▶ [Dataset rows]
══════

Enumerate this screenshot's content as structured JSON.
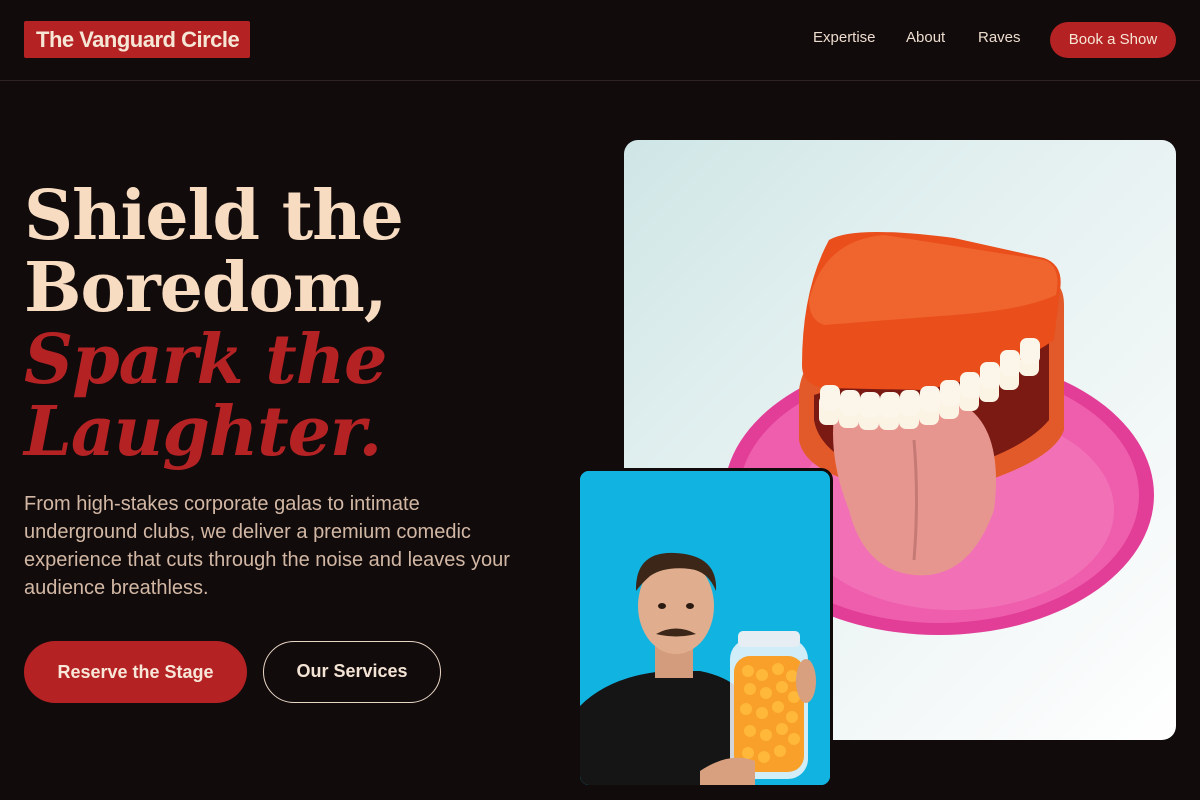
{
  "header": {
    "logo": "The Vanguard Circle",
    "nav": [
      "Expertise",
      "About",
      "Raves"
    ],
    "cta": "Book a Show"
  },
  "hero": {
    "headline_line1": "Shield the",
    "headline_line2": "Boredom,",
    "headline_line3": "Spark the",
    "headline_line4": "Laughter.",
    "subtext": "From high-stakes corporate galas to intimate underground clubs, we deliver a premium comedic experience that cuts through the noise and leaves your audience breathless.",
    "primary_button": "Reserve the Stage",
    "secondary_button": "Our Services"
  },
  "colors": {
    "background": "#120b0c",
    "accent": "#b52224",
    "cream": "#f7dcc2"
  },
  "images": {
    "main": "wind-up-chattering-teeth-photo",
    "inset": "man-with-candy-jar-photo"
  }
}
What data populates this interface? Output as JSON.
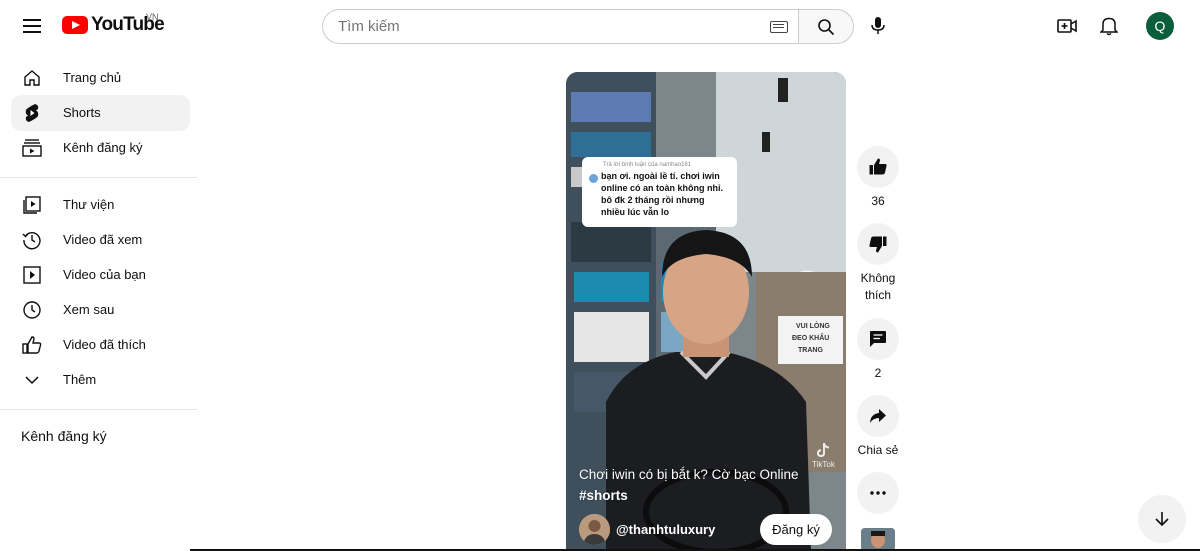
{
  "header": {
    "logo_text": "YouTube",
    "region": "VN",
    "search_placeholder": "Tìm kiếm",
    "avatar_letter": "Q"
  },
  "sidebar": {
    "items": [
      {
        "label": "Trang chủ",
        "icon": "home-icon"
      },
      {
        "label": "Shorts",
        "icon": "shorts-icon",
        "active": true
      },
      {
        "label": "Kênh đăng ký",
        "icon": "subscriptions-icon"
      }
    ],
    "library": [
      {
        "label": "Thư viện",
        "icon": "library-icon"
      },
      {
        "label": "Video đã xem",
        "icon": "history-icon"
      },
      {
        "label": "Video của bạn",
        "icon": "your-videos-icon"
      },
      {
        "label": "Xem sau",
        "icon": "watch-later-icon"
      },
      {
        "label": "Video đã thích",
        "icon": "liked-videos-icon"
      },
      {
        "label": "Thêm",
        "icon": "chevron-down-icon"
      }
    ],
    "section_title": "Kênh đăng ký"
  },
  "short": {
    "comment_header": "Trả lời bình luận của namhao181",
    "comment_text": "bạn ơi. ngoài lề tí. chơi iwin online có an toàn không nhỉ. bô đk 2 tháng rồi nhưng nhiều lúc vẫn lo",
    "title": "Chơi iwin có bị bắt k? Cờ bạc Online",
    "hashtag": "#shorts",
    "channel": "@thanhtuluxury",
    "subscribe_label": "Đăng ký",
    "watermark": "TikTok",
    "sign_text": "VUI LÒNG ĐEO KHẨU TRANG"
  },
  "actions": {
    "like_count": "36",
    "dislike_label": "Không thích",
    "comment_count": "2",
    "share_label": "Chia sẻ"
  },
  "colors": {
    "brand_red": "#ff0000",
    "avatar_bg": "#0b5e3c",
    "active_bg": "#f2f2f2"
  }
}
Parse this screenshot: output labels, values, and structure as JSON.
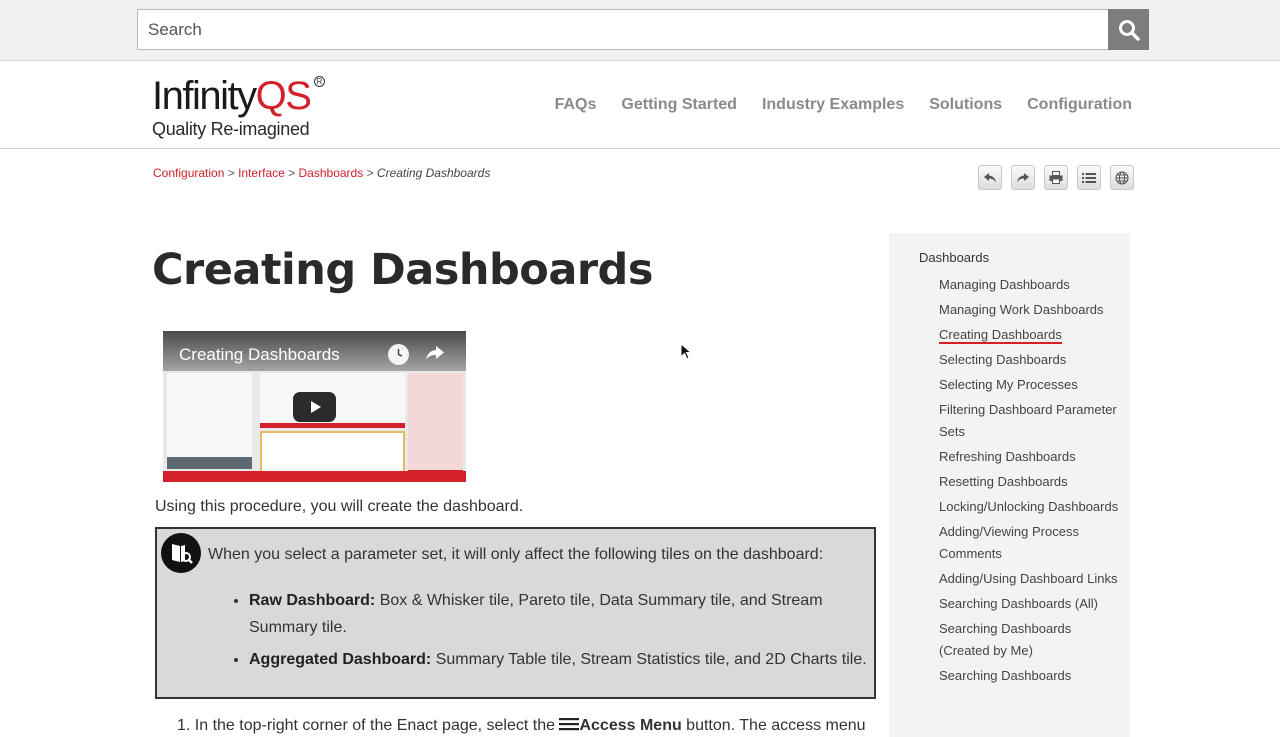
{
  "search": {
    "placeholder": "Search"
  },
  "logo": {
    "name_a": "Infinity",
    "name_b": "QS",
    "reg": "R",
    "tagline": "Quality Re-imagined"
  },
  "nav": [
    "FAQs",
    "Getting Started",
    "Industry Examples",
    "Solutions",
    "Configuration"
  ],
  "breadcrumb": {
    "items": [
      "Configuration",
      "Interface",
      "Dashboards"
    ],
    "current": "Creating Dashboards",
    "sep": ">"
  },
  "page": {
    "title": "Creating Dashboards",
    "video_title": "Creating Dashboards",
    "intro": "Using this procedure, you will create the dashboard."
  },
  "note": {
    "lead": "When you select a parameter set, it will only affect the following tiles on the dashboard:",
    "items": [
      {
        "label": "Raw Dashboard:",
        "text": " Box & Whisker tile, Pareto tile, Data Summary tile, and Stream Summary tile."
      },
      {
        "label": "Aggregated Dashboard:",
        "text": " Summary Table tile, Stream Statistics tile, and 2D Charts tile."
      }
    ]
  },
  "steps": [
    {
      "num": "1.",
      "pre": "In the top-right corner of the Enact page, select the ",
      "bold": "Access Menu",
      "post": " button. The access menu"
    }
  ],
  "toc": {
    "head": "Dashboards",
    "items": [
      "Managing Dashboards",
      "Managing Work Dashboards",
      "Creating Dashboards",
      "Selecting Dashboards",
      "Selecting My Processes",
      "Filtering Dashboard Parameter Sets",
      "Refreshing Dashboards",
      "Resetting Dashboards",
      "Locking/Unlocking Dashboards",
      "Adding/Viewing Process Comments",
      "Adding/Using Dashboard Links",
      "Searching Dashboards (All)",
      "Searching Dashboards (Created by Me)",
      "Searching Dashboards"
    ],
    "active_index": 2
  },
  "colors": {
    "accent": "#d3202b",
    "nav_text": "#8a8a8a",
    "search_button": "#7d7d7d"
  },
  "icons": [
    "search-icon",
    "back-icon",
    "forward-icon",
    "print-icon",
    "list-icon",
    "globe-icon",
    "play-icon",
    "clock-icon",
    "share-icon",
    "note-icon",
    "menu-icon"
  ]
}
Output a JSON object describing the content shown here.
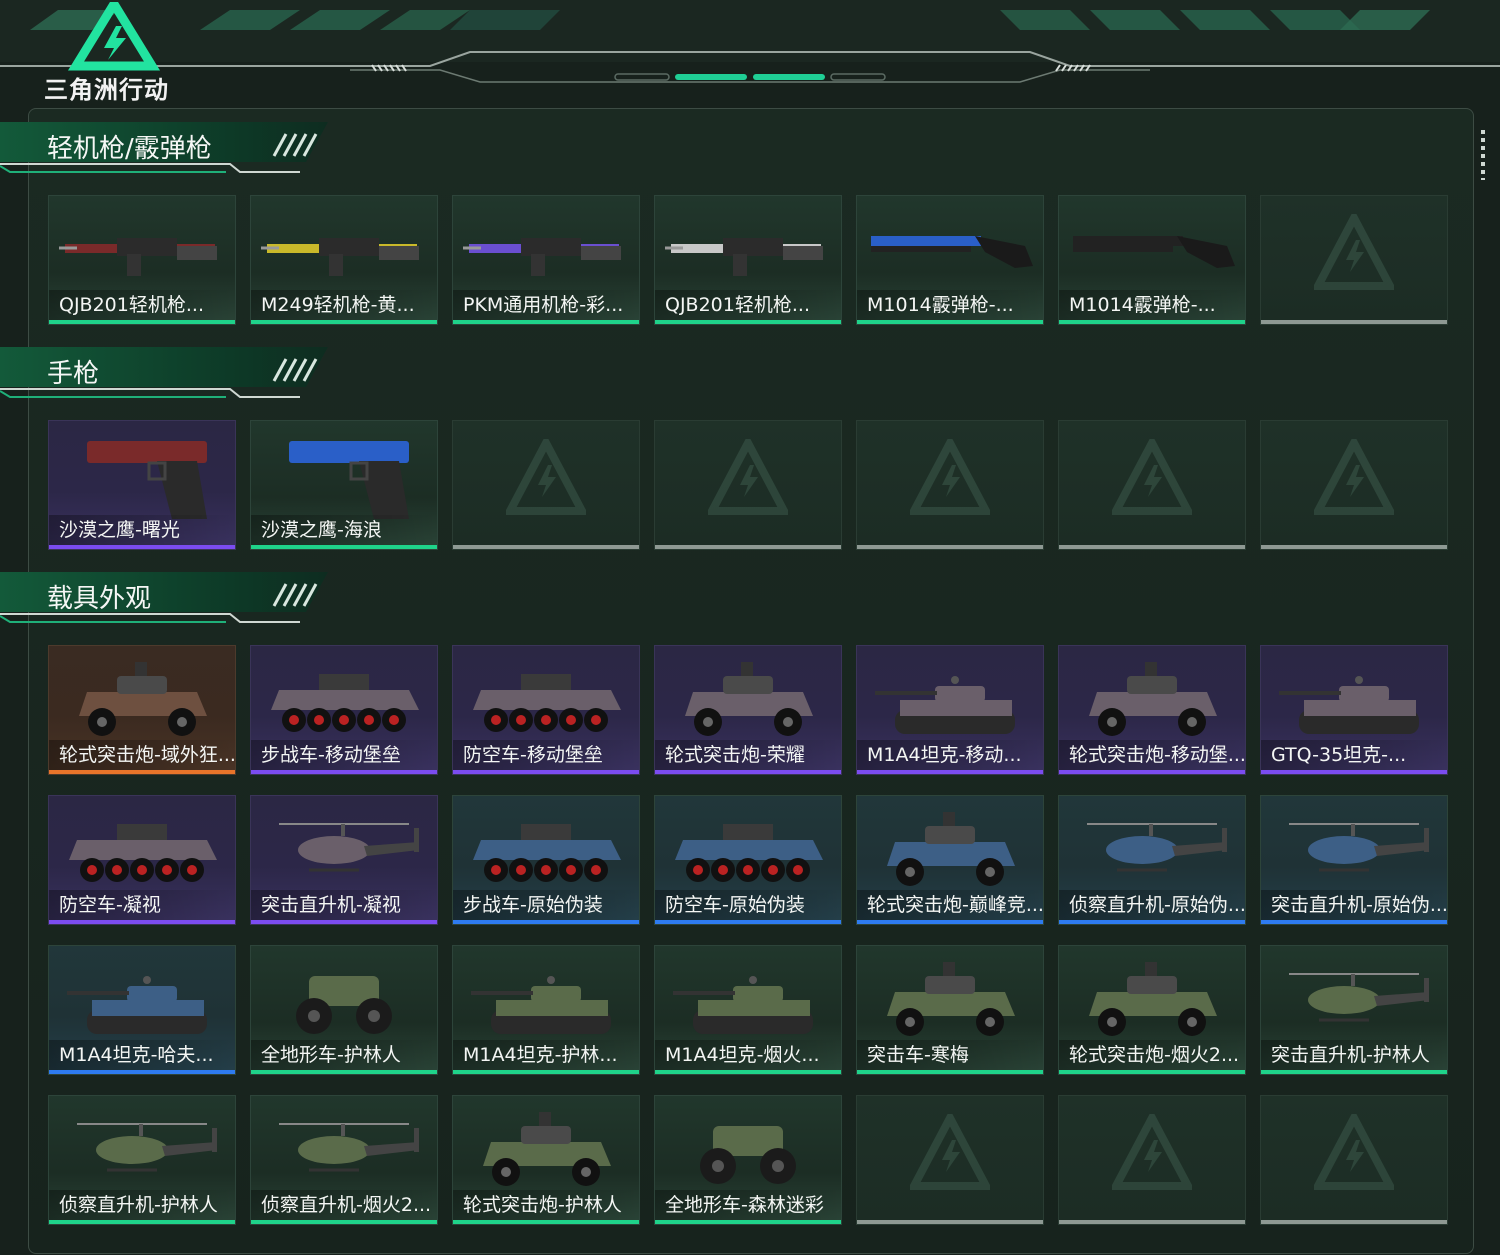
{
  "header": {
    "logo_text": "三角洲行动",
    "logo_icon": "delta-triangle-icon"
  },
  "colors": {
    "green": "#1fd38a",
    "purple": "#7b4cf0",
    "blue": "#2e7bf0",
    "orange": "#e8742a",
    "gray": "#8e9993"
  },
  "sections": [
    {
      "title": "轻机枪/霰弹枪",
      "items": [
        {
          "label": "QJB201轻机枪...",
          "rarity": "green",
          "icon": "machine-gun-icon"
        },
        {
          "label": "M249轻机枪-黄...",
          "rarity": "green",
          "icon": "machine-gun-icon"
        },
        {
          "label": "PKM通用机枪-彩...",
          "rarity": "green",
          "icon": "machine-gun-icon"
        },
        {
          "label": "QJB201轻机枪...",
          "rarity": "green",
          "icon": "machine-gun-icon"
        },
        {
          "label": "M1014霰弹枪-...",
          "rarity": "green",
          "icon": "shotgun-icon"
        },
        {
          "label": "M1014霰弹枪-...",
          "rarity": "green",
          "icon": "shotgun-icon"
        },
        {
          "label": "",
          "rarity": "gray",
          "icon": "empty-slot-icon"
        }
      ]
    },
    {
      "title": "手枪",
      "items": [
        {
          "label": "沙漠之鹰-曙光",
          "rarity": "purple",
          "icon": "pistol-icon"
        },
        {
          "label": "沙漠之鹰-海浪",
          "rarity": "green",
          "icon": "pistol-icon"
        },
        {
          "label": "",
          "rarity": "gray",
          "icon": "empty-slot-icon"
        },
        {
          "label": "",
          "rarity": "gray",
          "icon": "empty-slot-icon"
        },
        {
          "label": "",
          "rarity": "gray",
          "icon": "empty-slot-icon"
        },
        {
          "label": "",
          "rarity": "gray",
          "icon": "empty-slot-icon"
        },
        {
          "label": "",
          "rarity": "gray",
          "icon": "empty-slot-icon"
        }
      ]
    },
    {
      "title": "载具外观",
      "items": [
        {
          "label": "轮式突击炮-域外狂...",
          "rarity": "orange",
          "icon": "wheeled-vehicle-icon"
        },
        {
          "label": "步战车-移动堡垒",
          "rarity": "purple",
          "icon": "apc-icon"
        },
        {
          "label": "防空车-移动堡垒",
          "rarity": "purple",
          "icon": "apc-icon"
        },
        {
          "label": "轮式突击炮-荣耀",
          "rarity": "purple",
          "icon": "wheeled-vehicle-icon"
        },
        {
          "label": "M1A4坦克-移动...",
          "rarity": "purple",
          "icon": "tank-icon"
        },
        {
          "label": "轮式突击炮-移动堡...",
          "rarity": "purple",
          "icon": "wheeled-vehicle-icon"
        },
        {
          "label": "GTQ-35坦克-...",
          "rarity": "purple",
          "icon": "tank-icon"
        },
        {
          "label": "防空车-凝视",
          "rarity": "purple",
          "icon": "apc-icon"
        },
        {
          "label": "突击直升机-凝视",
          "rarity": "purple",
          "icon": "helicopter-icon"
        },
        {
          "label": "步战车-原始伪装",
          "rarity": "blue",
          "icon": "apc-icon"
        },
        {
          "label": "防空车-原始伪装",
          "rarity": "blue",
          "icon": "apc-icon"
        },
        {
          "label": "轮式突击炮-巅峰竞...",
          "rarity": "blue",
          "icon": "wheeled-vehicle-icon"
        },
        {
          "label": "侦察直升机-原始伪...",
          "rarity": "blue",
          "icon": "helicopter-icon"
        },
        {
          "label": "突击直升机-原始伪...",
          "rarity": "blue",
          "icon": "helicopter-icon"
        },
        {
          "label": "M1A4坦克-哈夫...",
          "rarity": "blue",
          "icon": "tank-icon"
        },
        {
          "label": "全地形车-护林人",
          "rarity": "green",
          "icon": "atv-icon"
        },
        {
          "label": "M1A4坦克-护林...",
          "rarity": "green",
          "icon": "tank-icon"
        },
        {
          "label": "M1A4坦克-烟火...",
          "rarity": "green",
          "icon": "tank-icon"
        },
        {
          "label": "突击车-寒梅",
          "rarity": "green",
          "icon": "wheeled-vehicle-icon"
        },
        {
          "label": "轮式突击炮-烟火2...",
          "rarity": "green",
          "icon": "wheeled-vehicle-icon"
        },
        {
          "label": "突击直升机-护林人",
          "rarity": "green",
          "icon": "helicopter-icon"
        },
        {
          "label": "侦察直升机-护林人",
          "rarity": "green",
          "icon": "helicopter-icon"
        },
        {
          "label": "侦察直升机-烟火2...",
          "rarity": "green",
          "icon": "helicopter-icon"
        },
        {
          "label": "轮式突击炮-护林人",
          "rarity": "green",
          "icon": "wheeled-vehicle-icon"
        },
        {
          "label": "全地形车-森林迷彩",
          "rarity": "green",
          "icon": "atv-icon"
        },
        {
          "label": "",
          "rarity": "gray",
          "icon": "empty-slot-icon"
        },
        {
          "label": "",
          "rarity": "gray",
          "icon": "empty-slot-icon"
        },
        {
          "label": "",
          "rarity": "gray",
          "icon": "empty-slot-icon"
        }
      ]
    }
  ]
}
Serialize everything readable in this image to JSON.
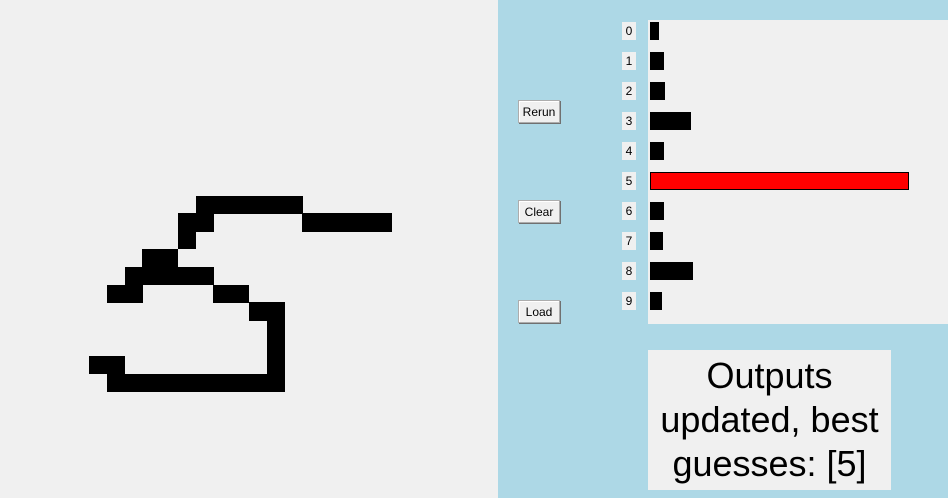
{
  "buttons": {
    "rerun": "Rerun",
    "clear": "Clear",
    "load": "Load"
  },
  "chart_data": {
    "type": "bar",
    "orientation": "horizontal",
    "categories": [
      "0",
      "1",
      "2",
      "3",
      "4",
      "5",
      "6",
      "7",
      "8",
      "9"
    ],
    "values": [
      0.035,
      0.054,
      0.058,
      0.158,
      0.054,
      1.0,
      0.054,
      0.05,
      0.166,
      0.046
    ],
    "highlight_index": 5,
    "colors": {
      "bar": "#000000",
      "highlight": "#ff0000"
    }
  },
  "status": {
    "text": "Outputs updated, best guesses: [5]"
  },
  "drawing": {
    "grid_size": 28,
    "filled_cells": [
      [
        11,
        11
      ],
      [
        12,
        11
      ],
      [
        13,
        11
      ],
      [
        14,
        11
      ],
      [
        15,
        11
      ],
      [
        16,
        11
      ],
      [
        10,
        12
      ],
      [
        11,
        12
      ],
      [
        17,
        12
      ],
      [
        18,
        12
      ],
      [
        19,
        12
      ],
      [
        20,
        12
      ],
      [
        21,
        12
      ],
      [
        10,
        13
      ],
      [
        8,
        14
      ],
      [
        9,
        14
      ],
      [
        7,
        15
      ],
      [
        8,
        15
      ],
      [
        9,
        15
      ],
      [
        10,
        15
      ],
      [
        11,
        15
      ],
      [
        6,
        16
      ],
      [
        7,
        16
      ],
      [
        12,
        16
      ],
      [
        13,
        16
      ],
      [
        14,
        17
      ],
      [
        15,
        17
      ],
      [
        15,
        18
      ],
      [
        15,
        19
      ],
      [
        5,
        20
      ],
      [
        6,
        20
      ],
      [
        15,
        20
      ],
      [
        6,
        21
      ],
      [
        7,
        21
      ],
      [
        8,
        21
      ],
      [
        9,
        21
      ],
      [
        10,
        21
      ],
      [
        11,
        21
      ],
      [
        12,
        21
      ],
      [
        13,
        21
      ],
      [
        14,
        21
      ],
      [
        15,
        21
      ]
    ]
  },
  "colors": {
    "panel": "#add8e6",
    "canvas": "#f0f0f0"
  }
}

══════

▶ [JOB] Check the records above line by line and tally those holding the string "轮式突击炮". Answer with the number only.

▶ [ANSWER BELOW] 6